## The task
Word for word, restate every line of the listing that follows.

## Supplied entries
________

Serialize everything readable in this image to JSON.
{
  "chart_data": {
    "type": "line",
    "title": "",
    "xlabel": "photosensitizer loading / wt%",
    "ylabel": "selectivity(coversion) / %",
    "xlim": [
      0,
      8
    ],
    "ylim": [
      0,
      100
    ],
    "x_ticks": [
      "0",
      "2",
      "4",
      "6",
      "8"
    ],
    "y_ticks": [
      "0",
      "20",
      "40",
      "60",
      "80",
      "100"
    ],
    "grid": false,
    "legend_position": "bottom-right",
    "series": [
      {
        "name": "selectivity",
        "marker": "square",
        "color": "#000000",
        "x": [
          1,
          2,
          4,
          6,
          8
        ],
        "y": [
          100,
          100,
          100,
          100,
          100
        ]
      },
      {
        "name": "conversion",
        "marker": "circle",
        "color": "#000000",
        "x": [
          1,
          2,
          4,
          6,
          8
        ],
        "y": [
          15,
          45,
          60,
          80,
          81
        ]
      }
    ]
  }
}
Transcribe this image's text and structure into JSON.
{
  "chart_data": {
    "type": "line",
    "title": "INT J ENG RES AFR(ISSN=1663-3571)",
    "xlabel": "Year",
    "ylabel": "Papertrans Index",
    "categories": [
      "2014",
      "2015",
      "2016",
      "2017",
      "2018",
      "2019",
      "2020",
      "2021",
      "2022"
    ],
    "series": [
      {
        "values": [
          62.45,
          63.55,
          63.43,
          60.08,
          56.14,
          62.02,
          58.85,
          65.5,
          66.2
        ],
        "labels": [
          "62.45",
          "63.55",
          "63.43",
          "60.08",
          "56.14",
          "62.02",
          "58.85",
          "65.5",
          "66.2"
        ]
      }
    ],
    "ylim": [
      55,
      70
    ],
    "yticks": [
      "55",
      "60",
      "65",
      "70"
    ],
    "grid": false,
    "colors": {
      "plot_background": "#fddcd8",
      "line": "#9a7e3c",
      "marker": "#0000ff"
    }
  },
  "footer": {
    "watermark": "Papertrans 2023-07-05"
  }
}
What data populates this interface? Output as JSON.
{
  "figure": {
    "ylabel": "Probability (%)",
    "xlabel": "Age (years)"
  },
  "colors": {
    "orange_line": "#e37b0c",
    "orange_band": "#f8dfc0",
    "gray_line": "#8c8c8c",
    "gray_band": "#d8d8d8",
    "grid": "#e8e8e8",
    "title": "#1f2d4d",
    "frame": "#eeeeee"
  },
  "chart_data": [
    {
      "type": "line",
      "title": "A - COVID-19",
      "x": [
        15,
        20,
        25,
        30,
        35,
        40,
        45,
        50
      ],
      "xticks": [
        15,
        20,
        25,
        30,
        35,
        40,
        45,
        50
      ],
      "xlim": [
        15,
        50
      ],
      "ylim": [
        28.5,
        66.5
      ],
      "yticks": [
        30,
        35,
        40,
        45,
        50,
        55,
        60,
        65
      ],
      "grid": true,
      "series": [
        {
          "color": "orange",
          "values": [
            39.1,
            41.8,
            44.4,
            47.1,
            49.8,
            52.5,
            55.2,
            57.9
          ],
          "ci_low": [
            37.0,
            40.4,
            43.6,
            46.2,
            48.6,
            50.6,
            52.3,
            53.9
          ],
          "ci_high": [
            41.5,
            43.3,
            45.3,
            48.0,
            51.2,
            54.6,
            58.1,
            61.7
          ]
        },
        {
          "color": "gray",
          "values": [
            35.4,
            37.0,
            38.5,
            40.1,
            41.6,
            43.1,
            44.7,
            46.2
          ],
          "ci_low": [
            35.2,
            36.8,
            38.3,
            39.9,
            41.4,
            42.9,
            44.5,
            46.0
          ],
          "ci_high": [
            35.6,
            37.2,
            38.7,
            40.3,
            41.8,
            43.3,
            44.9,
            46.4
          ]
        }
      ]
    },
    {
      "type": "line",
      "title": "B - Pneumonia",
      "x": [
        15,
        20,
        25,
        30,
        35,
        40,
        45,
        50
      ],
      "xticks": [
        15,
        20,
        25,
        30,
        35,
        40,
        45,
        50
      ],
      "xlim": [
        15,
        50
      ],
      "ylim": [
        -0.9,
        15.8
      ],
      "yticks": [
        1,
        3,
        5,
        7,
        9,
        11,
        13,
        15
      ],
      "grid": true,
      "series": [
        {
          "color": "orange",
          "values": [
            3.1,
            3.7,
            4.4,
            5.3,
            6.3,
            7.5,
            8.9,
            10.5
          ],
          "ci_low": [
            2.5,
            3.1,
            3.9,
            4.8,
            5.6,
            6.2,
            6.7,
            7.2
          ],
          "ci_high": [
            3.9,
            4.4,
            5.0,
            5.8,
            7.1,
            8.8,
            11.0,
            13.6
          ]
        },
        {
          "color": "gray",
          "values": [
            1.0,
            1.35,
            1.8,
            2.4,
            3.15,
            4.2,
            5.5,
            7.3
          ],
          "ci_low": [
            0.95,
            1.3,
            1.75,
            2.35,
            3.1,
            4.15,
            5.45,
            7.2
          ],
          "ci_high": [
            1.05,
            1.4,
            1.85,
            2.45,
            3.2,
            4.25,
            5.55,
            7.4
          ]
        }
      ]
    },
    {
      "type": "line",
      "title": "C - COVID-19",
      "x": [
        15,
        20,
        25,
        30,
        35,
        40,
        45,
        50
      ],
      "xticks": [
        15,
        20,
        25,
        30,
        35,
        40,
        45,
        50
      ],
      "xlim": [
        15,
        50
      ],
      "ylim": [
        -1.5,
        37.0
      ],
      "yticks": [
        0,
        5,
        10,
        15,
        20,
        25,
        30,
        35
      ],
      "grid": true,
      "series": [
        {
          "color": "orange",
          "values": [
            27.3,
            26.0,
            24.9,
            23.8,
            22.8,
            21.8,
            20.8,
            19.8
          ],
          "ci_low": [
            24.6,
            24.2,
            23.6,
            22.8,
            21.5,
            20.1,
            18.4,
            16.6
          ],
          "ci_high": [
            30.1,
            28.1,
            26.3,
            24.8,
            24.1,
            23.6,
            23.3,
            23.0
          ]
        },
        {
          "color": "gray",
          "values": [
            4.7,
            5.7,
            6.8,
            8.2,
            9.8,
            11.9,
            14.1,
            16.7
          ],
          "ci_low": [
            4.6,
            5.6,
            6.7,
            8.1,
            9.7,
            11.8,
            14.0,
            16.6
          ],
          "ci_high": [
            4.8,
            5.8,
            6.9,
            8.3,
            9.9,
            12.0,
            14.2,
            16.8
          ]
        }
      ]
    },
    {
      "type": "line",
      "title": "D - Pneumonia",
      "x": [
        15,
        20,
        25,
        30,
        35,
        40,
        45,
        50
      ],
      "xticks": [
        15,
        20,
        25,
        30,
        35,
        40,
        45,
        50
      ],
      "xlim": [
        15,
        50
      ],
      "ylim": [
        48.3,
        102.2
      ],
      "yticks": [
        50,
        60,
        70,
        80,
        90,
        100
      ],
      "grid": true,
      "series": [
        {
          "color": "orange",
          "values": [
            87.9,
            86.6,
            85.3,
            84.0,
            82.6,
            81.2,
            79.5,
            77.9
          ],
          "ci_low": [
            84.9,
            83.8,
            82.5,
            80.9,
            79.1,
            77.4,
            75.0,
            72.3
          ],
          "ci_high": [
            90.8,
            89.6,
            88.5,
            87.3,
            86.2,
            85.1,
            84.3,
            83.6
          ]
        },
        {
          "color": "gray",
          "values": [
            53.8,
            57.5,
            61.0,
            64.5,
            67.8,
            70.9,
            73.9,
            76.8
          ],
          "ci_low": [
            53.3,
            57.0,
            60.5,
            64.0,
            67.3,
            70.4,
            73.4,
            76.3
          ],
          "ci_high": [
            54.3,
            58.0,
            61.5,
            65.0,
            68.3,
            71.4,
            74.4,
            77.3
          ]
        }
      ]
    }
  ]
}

________

## Complete output
Serialize everything readable in this image to JSON.
{
  "chart_data": {
    "type": "line",
    "title": "",
    "xlabel": "photosensitizer loading / wt%",
    "ylabel": "selectivity(coversion) / %",
    "xlim": [
      0,
      8
    ],
    "ylim": [
      0,
      100
    ],
    "x_ticks": [
      "0",
      "2",
      "4",
      "6",
      "8"
    ],
    "y_ticks": [
      "0",
      "20",
      "40",
      "60",
      "80",
      "100"
    ],
    "grid": false,
    "legend_position": "bottom-right",
    "series": [
      {
        "name": "selectivity",
        "marker": "square",
        "color": "#000000",
        "x": [
          1,
          2,
          4,
          6,
          8
        ],
        "y": [
          100,
          100,
          100,
          100,
          100
        ]
      },
      {
        "name": "conversion",
        "marker": "circle",
        "color": "#000000",
        "x": [
          1,
          2,
          4,
          6,
          8
        ],
        "y": [
          15,
          45,
          60,
          80,
          81
        ]
      }
    ]
  }
}
Transcribe this image's text and structure into JSON.
{
  "chart_data": {
    "type": "line",
    "title": "INT J ENG RES AFR(ISSN=1663-3571)",
    "xlabel": "Year",
    "ylabel": "Papertrans Index",
    "categories": [
      "2014",
      "2015",
      "2016",
      "2017",
      "2018",
      "2019",
      "2020",
      "2021",
      "2022"
    ],
    "series": [
      {
        "values": [
          62.45,
          63.55,
          63.43,
          60.08,
          56.14,
          62.02,
          58.85,
          65.5,
          66.2
        ],
        "labels": [
          "62.45",
          "63.55",
          "63.43",
          "60.08",
          "56.14",
          "62.02",
          "58.85",
          "65.5",
          "66.2"
        ]
      }
    ],
    "ylim": [
      55,
      70
    ],
    "yticks": [
      "55",
      "60",
      "65",
      "70"
    ],
    "grid": false,
    "colors": {
      "plot_background": "#fddcd8",
      "line": "#9a7e3c",
      "marker": "#0000ff"
    }
  },
  "footer": {
    "watermark": "Papertrans 2023-07-05"
  }
}
What data populates this interface? Output as JSON.
{
  "figure": {
    "ylabel": "Probability (%)",
    "xlabel": "Age (years)"
  },
  "colors": {
    "orange_line": "#e37b0c",
    "orange_band": "#f8dfc0",
    "gray_line": "#8c8c8c",
    "gray_band": "#d8d8d8",
    "grid": "#e8e8e8",
    "title": "#1f2d4d",
    "frame": "#eeeeee"
  },
  "chart_data": [
    {
      "type": "line",
      "title": "A - COVID-19",
      "x": [
        15,
        20,
        25,
        30,
        35,
        40,
        45,
        50
      ],
      "xticks": [
        15,
        20,
        25,
        30,
        35,
        40,
        45,
        50
      ],
      "xlim": [
        15,
        50
      ],
      "ylim": [
        28.5,
        66.5
      ],
      "yticks": [
        30,
        35,
        40,
        45,
        50,
        55,
        60,
        65
      ],
      "grid": true,
      "series": [
        {
          "color": "orange",
          "values": [
            39.1,
            41.8,
            44.4,
            47.1,
            49.8,
            52.5,
            55.2,
            57.9
          ],
          "ci_low": [
            37.0,
            40.4,
            43.6,
            46.2,
            48.6,
            50.6,
            52.3,
            53.9
          ],
          "ci_high": [
            41.5,
            43.3,
            45.3,
            48.0,
            51.2,
            54.6,
            58.1,
            61.7
          ]
        },
        {
          "color": "gray",
          "values": [
            35.4,
            37.0,
            38.5,
            40.1,
            41.6,
            43.1,
            44.7,
            46.2
          ],
          "ci_low": [
            35.2,
            36.8,
            38.3,
            39.9,
            41.4,
            42.9,
            44.5,
            46.0
          ],
          "ci_high": [
            35.6,
            37.2,
            38.7,
            40.3,
            41.8,
            43.3,
            44.9,
            46.4
          ]
        }
      ]
    },
    {
      "type": "line",
      "title": "B - Pneumonia",
      "x": [
        15,
        20,
        25,
        30,
        35,
        40,
        45,
        50
      ],
      "xticks": [
        15,
        20,
        25,
        30,
        35,
        40,
        45,
        50
      ],
      "xlim": [
        15,
        50
      ],
      "ylim": [
        -0.9,
        15.8
      ],
      "yticks": [
        1,
        3,
        5,
        7,
        9,
        11,
        13,
        15
      ],
      "grid": true,
      "series": [
        {
          "color": "orange",
          "values": [
            3.1,
            3.7,
            4.4,
            5.3,
            6.3,
            7.5,
            8.9,
            10.5
          ],
          "ci_low": [
            2.5,
            3.1,
            3.9,
            4.8,
            5.6,
            6.2,
            6.7,
            7.2
          ],
          "ci_high": [
            3.9,
            4.4,
            5.0,
            5.8,
            7.1,
            8.8,
            11.0,
            13.6
          ]
        },
        {
          "color": "gray",
          "values": [
            1.0,
            1.35,
            1.8,
            2.4,
            3.15,
            4.2,
            5.5,
            7.3
          ],
          "ci_low": [
            0.95,
            1.3,
            1.75,
            2.35,
            3.1,
            4.15,
            5.45,
            7.2
          ],
          "ci_high": [
            1.05,
            1.4,
            1.85,
            2.45,
            3.2,
            4.25,
            5.55,
            7.4
          ]
        }
      ]
    },
    {
      "type": "line",
      "title": "C - COVID-19",
      "x": [
        15,
        20,
        25,
        30,
        35,
        40,
        45,
        50
      ],
      "xticks": [
        15,
        20,
        25,
        30,
        35,
        40,
        45,
        50
      ],
      "xlim": [
        15,
        50
      ],
      "ylim": [
        -1.5,
        37.0
      ],
      "yticks": [
        0,
        5,
        10,
        15,
        20,
        25,
        30,
        35
      ],
      "grid": true,
      "series": [
        {
          "color": "orange",
          "values": [
            27.3,
            26.0,
            24.9,
            23.8,
            22.8,
            21.8,
            20.8,
            19.8
          ],
          "ci_low": [
            24.6,
            24.2,
            23.6,
            22.8,
            21.5,
            20.1,
            18.4,
            16.6
          ],
          "ci_high": [
            30.1,
            28.1,
            26.3,
            24.8,
            24.1,
            23.6,
            23.3,
            23.0
          ]
        },
        {
          "color": "gray",
          "values": [
            4.7,
            5.7,
            6.8,
            8.2,
            9.8,
            11.9,
            14.1,
            16.7
          ],
          "ci_low": [
            4.6,
            5.6,
            6.7,
            8.1,
            9.7,
            11.8,
            14.0,
            16.6
          ],
          "ci_high": [
            4.8,
            5.8,
            6.9,
            8.3,
            9.9,
            12.0,
            14.2,
            16.8
          ]
        }
      ]
    },
    {
      "type": "line",
      "title": "D - Pneumonia",
      "x": [
        15,
        20,
        25,
        30,
        35,
        40,
        45,
        50
      ],
      "xticks": [
        15,
        20,
        25,
        30,
        35,
        40,
        45,
        50
      ],
      "xlim": [
        15,
        50
      ],
      "ylim": [
        48.3,
        102.2
      ],
      "yticks": [
        50,
        60,
        70,
        80,
        90,
        100
      ],
      "grid": true,
      "series": [
        {
          "color": "orange",
          "values": [
            87.9,
            86.6,
            85.3,
            84.0,
            82.6,
            81.2,
            79.5,
            77.9
          ],
          "ci_low": [
            84.9,
            83.8,
            82.5,
            80.9,
            79.1,
            77.4,
            75.0,
            72.3
          ],
          "ci_high": [
            90.8,
            89.6,
            88.5,
            87.3,
            86.2,
            85.1,
            84.3,
            83.6
          ]
        },
        {
          "color": "gray",
          "values": [
            53.8,
            57.5,
            61.0,
            64.5,
            67.8,
            70.9,
            73.9,
            76.8
          ],
          "ci_low": [
            53.3,
            57.0,
            60.5,
            64.0,
            67.3,
            70.4,
            73.4,
            76.3
          ],
          "ci_high": [
            54.3,
            58.0,
            61.5,
            65.0,
            68.3,
            71.4,
            74.4,
            77.3
          ]
        }
      ]
    }
  ]
}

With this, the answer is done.